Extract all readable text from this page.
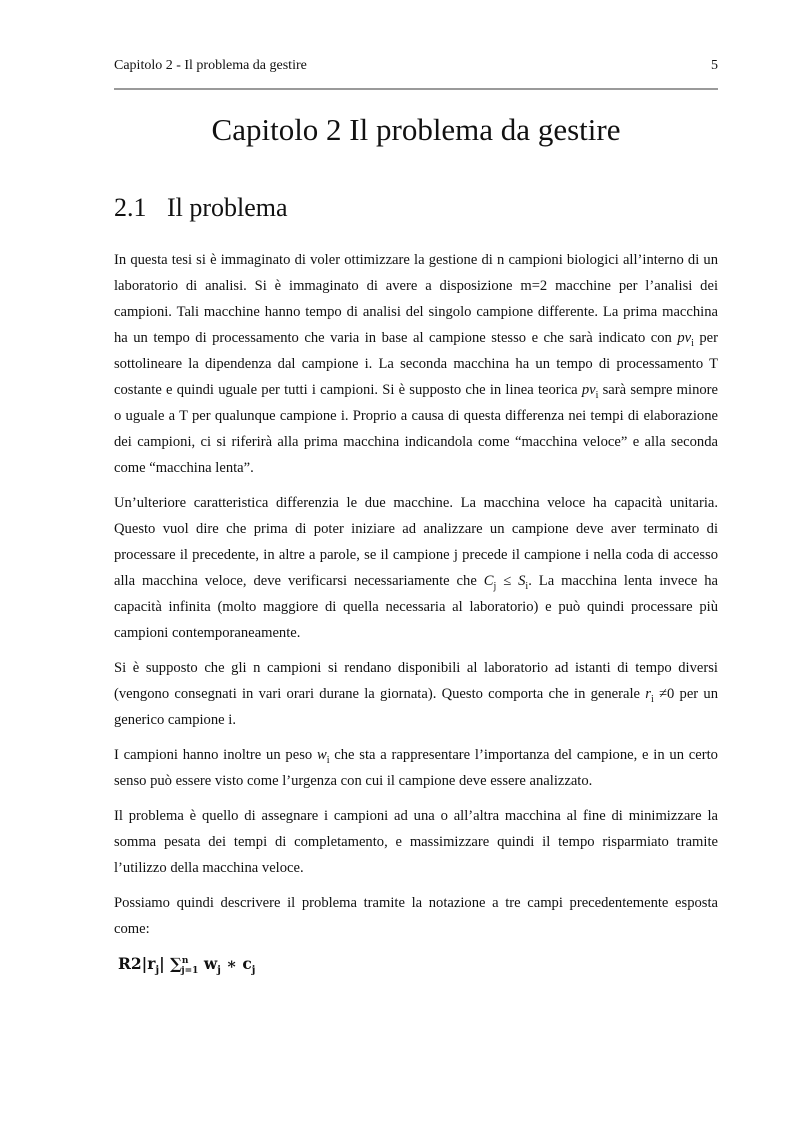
Capitolo 2 - Il problema da gestire	5
Capitolo 2 Il problema da gestire
2.1 Il problema

In questa tesi si è immaginato di voler ottimizzare la gestione di n campioni biologici all’interno di un laboratorio di analisi. Si è immaginato di avere a disposizione m=2 macchine per l’analisi dei campioni. Tali macchine hanno tempo di analisi del singolo campione differente. La prima macchina ha un tempo di processamento che varia in base al campione stesso e che sarà indicato con $pv_i$ per sottolineare la dipendenza dal campione i. La seconda macchina ha un tempo di processamento T costante e quindi uguale per tutti i campioni. Si è supposto che in linea teorica $pv_i$ sarà sempre minore o uguale a T per qualunque campione i. Proprio a causa di questa differenza nei tempi di elaborazione dei campioni, ci si riferirà alla prima macchina indicandola come “macchina veloce” e alla seconda come “macchina lenta”.

Un’ulteriore caratteristica differenzia le due macchine. La macchina veloce ha capacità unitaria. Questo vuol dire che prima di poter iniziare ad analizzare un campione deve aver terminato di processare il precedente, in altre a parole, se il campione j precede il campione i nella coda di accesso alla macchina veloce, deve verificarsi necessariamente che $C_j \le S_i$. La macchina lenta invece ha capacità infinita (molto maggiore di quella necessaria al laboratorio) e può quindi processare più campioni contemporaneamente.

Si è supposto che gli n campioni si rendano disponibili al laboratorio ad istanti di tempo diversi (vengono consegnati in vari orari durane la giornata). Questo comporta che in generale $r_i \ne 0$ per un generico campione i.

I campioni hanno inoltre un peso $w_i$ che sta a rappresentare l’importanza del campione, e in un certo senso può essere visto come l’urgenza con cui il campione deve essere analizzato.

Il problema è quello di assegnare i campioni ad una o all’altra macchina al fine di minimizzare la somma pesata dei tempi di completamento, e massimizzare quindi il tempo risparmiato tramite l’utilizzo della macchina veloce.

Possiamo quindi descrivere il problema tramite la notazione a tre campi precedentemente esposta come:

$R2|r_j|$ ∑$^n_{j=1}$ $w_j$ ∗ $c_j$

****

● Written problem
Which lines hold the word "Capitolo"? Copy all of them.

● Answer to the task
Capitolo 2 - Il problema da gestire	5
Capitolo 2 Il problema da gestire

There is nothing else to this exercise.